- _Requirements_: Copy every line of the records below without changing anything, and leave the pictures out of your answer.

━━━━━━━━━━━━━━━━━━━━

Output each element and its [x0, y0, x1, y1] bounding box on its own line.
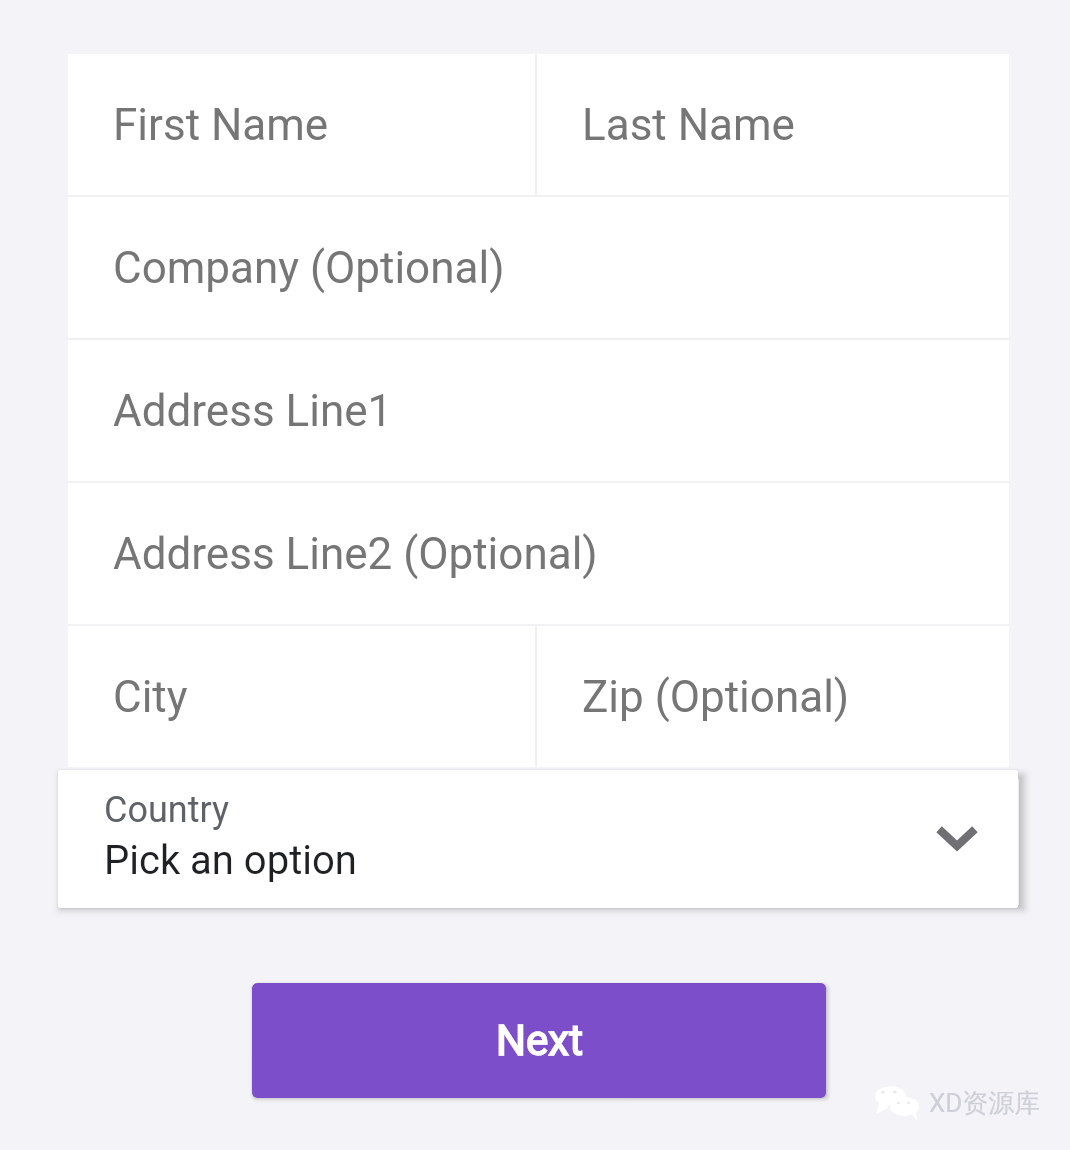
button[interactable]: Address Line2 (Optional)	[68, 483, 1009, 624]
staticText: Address Line2 (Optional)	[113, 528, 598, 580]
staticText: Pick an option	[104, 837, 357, 884]
button[interactable]: Company (Optional)	[68, 197, 1009, 338]
staticText: Address Line1	[113, 385, 393, 437]
button[interactable]: City	[68, 626, 535, 767]
staticText: Last Name	[582, 99, 795, 151]
button[interactable]: Zip (Optional)	[537, 626, 1009, 767]
staticText: Country	[104, 789, 230, 831]
staticText: Next	[496, 1016, 583, 1065]
button[interactable]: Expand country options	[919, 801, 995, 877]
button[interactable]: Last Name	[537, 54, 1009, 195]
staticText: City	[113, 671, 188, 723]
staticText: Company (Optional)	[113, 242, 505, 294]
button[interactable]: Country	[58, 770, 1018, 908]
staticText: First Name	[113, 99, 329, 151]
button[interactable]: Next	[252, 983, 826, 1098]
button[interactable]: Address Line1	[68, 340, 1009, 481]
button[interactable]: First Name	[68, 54, 535, 195]
staticText: XD资源库	[929, 1087, 1041, 1120]
staticText: Zip (Optional)	[582, 671, 850, 723]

━━━━━━━━━━━━━━━━━━━━

- _Response below_:
Output each element and its [x0, y0, x1, y1] bounding box on its own line.
button[interactable]: Address Line2 (Optional)	[68, 483, 1009, 624]
staticText: Address Line2 (Optional)	[113, 528, 598, 580]
staticText: Pick an option	[104, 837, 357, 884]
button[interactable]: Company (Optional)	[68, 197, 1009, 338]
staticText: Address Line1	[113, 385, 393, 437]
button[interactable]: City	[68, 626, 535, 767]
staticText: Last Name	[582, 99, 795, 151]
button[interactable]: Zip (Optional)	[537, 626, 1009, 767]
staticText: Country	[104, 789, 230, 831]
staticText: Next	[496, 1016, 583, 1065]
button[interactable]: Expand country options	[919, 801, 995, 877]
button[interactable]: Last Name	[537, 54, 1009, 195]
staticText: City	[113, 671, 188, 723]
staticText: Company (Optional)	[113, 242, 505, 294]
button[interactable]: Country	[58, 770, 1018, 908]
staticText: First Name	[113, 99, 329, 151]
button[interactable]: Next	[252, 983, 826, 1098]
button[interactable]: Address Line1	[68, 340, 1009, 481]
button[interactable]: First Name	[68, 54, 535, 195]
staticText: XD资源库	[929, 1087, 1041, 1120]
staticText: Zip (Optional)	[582, 671, 850, 723]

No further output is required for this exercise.